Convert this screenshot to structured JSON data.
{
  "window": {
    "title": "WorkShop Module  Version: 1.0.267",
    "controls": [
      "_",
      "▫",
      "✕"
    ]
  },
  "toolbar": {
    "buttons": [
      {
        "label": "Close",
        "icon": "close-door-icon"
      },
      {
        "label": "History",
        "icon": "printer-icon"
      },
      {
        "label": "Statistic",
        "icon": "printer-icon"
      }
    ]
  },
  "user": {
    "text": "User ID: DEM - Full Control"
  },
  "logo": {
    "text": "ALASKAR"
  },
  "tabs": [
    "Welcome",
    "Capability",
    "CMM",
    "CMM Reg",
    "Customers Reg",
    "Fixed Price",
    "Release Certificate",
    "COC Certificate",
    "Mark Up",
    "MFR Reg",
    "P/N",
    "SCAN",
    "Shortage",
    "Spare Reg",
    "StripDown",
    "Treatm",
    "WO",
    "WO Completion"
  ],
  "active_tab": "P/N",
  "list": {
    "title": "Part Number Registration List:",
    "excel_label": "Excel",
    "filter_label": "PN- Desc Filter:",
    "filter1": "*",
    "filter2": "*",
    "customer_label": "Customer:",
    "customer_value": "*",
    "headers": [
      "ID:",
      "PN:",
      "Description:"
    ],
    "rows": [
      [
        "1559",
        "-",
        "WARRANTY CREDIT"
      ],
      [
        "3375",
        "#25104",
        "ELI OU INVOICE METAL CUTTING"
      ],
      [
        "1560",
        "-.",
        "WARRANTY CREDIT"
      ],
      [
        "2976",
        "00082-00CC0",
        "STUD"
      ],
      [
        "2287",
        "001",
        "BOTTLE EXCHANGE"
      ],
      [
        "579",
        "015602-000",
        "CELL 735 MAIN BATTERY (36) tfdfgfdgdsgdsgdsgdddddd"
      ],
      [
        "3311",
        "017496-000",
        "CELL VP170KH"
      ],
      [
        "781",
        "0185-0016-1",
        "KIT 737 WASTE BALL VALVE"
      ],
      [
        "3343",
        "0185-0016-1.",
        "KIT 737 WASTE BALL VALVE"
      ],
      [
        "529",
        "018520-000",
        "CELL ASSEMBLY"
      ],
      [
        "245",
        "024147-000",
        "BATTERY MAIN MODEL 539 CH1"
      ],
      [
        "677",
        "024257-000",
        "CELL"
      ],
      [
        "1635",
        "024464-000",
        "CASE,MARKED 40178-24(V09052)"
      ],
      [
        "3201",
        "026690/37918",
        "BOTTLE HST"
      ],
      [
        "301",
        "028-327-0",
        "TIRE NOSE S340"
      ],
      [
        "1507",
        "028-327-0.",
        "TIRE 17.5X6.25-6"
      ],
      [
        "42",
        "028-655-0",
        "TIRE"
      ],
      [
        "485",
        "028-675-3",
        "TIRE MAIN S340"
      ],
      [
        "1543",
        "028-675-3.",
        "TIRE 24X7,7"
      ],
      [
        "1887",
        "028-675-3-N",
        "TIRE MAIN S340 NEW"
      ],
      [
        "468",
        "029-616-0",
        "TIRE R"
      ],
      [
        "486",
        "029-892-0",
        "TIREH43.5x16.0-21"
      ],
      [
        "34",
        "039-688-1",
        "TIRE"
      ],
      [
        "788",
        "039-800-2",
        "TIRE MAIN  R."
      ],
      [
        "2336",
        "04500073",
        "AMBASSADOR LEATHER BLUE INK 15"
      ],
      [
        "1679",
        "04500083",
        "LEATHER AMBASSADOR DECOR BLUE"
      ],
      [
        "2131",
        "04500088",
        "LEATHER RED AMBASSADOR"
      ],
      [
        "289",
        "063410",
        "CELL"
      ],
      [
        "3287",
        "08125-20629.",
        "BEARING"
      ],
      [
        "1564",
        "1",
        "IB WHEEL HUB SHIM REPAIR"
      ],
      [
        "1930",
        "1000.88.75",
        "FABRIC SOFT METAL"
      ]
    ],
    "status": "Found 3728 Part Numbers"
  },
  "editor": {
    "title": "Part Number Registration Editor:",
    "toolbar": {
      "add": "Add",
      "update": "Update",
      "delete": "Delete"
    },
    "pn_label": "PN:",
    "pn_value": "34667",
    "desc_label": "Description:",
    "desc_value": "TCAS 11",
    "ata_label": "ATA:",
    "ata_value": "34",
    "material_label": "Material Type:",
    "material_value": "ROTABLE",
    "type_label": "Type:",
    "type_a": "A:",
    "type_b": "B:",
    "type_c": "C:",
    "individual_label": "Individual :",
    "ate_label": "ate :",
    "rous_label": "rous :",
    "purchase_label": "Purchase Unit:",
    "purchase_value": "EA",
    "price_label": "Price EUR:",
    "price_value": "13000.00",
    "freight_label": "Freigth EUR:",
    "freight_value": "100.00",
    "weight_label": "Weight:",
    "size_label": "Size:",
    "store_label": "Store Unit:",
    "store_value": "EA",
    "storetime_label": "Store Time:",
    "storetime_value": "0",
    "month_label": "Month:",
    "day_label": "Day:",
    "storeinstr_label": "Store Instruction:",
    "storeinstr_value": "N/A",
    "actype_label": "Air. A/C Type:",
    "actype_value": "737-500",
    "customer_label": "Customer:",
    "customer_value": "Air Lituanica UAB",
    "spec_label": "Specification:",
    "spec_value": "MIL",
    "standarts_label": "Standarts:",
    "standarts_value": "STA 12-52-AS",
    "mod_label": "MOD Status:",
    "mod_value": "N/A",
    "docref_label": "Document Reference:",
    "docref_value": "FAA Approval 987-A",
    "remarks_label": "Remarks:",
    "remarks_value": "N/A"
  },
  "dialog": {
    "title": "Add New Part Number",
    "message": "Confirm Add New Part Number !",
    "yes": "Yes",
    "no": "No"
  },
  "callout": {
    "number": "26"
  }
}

• **TASK TO CARRY OUT**
Copy every line from the entries that contains the word "MAIN".

• **EXERCISE RESULT**
        "CELL 735 MAIN BATTERY (36) tfdfgfdgdsgdsgdsgdddddd"
        "BATTERY MAIN MODEL 539 CH1"
        "TIRE MAIN S340"
        "TIRE MAIN S340 NEW"
        "TIRE MAIN  R."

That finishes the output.